— Begin Material provided —

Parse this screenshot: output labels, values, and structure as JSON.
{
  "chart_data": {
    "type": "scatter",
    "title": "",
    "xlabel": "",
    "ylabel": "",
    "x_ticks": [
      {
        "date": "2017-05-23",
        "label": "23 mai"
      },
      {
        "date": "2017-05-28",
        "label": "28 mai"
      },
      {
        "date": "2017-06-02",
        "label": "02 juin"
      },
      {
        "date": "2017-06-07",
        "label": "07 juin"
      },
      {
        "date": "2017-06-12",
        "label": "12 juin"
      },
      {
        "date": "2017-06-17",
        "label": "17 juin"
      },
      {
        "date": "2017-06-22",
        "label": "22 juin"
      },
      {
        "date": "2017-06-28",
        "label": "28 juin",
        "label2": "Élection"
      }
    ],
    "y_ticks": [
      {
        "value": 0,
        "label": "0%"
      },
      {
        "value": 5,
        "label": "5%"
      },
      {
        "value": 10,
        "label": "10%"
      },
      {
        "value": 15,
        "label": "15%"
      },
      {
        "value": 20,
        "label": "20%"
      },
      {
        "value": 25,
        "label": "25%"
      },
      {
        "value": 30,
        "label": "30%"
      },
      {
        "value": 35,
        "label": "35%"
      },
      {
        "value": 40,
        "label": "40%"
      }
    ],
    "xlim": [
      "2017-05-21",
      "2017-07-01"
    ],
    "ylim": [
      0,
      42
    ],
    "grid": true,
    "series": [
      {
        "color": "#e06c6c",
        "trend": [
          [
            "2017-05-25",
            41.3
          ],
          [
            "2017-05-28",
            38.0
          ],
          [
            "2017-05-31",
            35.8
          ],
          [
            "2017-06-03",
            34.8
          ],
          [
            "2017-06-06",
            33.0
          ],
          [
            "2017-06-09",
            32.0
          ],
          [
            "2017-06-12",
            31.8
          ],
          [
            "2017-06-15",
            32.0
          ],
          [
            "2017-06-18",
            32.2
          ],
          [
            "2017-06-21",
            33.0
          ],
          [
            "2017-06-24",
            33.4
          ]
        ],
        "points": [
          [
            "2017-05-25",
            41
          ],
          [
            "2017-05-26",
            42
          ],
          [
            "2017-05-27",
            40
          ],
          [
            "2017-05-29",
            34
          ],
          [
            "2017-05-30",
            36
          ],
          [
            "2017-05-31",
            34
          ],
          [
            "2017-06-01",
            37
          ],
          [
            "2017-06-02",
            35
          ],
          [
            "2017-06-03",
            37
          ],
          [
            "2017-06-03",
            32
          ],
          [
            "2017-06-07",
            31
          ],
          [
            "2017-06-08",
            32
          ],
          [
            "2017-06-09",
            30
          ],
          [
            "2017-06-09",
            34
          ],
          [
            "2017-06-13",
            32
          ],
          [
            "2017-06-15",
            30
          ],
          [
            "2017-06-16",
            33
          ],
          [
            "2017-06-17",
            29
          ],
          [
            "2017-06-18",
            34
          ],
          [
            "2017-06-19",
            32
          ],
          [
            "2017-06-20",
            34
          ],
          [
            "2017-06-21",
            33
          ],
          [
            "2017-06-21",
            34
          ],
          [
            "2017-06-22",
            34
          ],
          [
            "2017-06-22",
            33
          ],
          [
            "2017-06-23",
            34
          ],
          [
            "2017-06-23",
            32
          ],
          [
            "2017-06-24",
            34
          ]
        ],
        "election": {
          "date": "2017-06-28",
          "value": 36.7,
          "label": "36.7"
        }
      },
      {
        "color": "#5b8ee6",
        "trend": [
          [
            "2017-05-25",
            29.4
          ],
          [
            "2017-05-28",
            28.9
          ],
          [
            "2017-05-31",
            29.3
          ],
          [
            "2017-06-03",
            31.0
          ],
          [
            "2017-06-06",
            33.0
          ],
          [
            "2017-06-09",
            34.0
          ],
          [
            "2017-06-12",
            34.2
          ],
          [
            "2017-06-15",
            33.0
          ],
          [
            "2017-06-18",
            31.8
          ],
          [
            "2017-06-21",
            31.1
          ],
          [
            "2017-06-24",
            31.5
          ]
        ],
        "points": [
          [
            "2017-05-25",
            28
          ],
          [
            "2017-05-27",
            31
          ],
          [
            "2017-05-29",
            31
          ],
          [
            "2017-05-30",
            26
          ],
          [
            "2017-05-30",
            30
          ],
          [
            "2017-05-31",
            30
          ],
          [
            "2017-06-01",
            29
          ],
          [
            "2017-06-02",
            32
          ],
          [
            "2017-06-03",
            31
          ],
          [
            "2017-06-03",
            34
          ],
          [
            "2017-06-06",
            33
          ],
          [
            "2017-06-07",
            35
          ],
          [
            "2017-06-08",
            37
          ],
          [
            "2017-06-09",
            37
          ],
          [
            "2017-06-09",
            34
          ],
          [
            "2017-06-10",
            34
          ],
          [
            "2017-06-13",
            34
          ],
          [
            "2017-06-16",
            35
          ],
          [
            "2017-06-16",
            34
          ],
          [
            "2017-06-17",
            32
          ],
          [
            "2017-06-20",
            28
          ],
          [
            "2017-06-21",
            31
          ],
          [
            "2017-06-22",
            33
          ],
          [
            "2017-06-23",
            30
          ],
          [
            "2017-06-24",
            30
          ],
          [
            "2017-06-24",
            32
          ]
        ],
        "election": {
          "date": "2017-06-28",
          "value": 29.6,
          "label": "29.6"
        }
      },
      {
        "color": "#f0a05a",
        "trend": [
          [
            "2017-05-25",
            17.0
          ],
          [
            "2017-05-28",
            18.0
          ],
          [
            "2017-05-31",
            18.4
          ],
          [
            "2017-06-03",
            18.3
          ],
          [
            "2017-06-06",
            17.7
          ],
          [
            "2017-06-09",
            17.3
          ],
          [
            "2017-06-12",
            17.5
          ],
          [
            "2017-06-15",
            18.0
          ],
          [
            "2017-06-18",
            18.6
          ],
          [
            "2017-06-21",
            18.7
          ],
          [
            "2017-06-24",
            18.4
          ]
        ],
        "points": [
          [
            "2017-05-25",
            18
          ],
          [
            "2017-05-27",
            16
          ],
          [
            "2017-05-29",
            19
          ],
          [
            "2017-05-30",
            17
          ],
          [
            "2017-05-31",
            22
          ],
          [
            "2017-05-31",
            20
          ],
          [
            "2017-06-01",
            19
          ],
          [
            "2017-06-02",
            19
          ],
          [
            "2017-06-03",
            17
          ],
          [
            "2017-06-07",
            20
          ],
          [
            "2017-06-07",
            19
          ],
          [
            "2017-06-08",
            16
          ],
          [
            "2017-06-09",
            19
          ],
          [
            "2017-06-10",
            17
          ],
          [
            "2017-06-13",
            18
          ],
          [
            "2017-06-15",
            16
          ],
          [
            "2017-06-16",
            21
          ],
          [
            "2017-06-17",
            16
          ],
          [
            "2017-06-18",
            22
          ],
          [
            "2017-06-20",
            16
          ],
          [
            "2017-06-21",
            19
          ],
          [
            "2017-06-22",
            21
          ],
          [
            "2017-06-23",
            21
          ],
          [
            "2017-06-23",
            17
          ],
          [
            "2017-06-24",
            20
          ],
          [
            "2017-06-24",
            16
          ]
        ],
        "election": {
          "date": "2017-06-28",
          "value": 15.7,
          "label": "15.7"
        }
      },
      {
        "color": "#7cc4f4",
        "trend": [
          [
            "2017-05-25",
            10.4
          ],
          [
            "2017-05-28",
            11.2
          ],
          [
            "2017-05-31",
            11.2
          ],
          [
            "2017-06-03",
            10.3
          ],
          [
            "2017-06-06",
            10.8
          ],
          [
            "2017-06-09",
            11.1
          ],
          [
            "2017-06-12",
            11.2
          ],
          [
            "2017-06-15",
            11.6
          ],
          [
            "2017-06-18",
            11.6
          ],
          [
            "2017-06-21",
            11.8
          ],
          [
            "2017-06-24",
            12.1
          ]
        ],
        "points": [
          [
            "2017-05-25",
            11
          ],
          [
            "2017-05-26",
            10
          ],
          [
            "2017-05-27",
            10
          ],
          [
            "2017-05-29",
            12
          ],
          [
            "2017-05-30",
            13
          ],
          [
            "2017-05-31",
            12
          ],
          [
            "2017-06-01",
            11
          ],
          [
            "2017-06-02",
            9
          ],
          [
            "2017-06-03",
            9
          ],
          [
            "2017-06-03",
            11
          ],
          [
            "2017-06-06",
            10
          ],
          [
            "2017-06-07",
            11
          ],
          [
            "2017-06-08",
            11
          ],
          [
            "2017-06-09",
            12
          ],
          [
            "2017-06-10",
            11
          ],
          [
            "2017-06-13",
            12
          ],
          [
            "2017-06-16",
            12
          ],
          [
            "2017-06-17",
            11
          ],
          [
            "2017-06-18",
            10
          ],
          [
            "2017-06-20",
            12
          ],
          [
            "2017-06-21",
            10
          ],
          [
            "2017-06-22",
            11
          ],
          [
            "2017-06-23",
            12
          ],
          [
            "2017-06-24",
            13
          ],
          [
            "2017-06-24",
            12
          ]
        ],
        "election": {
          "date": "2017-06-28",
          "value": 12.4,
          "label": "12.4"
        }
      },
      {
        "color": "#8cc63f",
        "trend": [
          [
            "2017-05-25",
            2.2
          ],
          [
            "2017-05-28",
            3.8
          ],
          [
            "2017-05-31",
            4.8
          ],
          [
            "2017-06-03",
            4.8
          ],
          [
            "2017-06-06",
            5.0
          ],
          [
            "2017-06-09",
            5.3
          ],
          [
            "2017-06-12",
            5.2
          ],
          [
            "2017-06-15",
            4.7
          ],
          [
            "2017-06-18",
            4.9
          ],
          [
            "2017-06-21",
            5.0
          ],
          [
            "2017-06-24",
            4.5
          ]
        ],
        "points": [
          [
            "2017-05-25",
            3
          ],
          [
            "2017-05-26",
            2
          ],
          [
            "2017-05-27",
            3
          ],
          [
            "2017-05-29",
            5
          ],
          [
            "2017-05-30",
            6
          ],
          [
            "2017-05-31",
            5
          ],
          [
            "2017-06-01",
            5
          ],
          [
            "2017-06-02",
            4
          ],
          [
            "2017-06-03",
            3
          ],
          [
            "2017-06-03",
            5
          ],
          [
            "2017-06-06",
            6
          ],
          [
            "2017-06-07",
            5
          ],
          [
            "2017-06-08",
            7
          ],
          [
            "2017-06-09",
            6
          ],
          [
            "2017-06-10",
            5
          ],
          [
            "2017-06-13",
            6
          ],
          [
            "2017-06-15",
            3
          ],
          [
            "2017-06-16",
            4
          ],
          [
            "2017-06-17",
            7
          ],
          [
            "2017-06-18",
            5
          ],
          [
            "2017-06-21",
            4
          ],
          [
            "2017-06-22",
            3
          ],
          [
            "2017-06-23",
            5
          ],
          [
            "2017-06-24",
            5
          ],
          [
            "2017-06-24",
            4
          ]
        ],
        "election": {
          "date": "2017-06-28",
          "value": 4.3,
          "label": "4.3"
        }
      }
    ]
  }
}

— End Material provided —

### The task
Identify how many lines in the entries above contain the word "juin" and provide only that figure.

### Result for this task
6